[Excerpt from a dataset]
-.-.-
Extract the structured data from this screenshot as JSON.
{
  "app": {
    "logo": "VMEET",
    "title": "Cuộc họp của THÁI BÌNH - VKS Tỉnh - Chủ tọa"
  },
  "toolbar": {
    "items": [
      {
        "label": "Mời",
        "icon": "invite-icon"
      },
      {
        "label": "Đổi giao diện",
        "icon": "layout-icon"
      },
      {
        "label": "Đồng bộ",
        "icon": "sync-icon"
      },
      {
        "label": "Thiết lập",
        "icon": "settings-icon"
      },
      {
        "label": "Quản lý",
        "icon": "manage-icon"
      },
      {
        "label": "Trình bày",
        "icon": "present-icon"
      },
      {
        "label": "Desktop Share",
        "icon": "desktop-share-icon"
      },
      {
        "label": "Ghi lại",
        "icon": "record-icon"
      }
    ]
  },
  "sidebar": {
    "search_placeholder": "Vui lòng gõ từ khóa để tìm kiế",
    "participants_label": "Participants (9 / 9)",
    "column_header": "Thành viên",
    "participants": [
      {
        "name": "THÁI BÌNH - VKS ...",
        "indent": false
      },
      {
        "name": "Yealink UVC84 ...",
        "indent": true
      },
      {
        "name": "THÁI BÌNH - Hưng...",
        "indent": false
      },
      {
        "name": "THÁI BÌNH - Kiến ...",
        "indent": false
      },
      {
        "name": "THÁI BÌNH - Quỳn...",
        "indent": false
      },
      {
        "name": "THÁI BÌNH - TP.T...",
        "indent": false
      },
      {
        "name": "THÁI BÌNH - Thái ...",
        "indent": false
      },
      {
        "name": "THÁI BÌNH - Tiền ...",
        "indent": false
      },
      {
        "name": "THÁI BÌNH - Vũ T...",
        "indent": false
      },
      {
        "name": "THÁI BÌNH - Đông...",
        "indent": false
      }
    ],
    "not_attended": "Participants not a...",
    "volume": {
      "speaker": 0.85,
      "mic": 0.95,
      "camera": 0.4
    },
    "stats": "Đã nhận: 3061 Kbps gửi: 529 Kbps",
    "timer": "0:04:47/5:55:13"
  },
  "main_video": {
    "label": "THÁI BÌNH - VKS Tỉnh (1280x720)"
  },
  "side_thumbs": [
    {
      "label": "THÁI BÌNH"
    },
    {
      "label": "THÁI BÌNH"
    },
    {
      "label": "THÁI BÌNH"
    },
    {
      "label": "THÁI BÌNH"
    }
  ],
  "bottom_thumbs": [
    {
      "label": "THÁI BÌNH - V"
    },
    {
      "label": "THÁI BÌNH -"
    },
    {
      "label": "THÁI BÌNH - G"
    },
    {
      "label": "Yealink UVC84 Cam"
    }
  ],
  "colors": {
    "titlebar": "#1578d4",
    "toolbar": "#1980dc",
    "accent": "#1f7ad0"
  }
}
-.-.-
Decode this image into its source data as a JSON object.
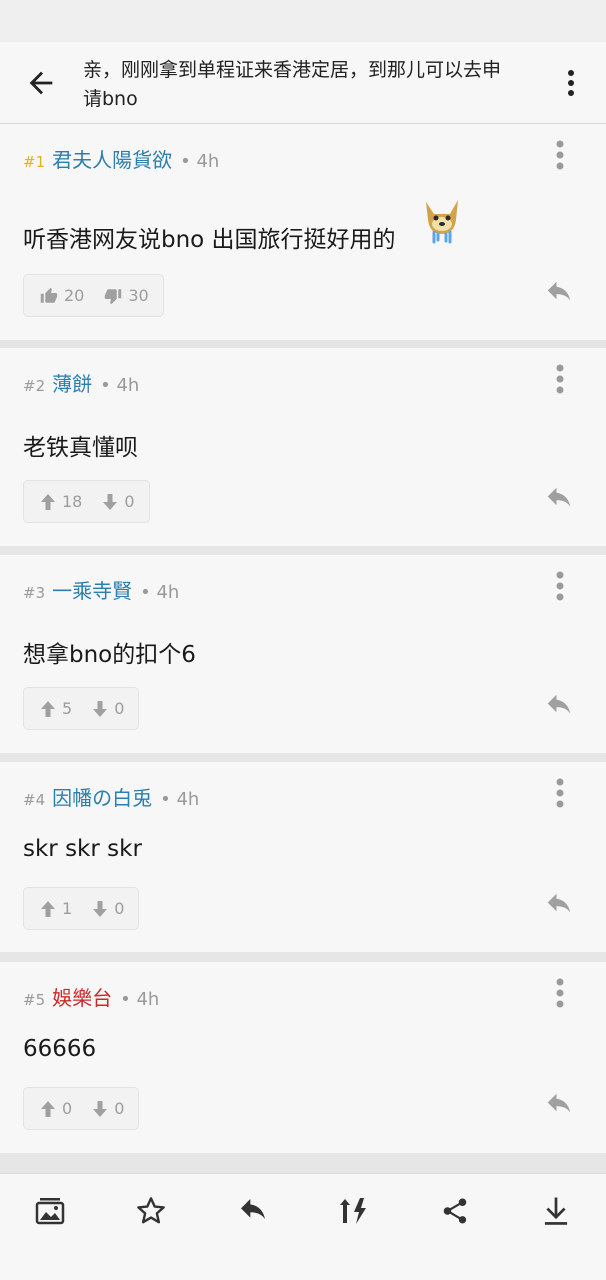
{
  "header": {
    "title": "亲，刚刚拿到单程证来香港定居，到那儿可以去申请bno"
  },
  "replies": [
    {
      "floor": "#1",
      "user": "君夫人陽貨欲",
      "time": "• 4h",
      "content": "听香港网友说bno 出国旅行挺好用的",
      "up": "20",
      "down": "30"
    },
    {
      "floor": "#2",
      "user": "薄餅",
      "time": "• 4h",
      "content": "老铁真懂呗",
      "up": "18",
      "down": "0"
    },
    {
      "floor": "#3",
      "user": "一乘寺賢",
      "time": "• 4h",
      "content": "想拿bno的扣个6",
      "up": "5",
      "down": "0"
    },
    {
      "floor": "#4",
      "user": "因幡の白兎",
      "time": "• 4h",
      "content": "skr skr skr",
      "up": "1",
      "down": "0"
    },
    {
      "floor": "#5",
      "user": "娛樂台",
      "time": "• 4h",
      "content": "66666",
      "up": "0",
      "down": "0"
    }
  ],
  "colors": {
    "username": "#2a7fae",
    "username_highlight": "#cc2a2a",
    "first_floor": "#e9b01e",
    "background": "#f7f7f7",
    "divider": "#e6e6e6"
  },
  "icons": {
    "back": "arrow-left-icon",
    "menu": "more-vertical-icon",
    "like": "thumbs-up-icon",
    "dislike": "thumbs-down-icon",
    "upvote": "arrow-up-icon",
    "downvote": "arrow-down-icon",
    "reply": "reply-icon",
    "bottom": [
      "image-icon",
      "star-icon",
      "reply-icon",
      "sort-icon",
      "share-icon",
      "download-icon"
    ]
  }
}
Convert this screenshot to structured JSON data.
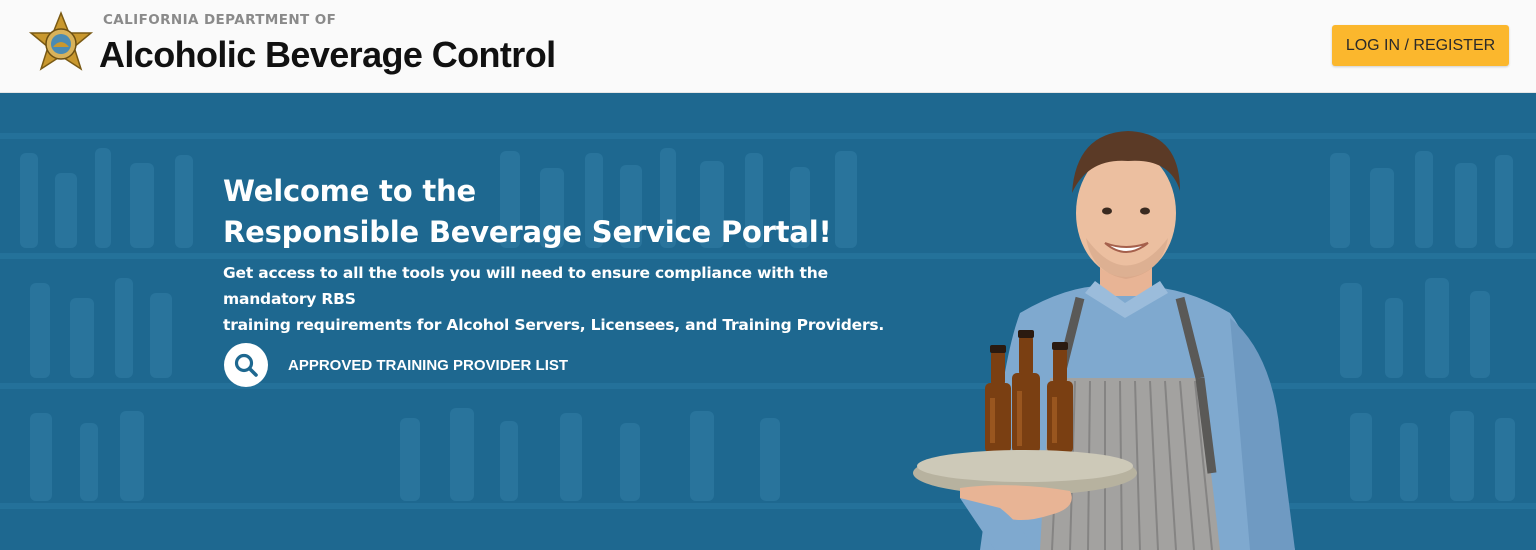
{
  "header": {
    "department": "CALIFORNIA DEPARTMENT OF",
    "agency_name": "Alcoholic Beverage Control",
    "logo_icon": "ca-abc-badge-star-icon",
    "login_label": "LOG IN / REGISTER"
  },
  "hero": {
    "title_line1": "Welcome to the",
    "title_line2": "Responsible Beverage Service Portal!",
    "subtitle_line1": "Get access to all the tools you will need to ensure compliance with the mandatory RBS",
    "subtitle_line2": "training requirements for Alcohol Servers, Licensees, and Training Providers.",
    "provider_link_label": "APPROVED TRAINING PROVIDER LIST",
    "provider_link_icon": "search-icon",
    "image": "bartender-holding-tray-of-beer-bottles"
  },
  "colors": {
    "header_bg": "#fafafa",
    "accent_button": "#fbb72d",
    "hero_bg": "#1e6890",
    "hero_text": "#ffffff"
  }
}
-.-.-
[Instructions for the task]:
Collect, from the material above, every line containing the word "JSON".

[Full output]:
Extract the structured data from this screenshot as JSON.
Decode this image into its source data as a JSON object.
Convert this screenshot to structured JSON data.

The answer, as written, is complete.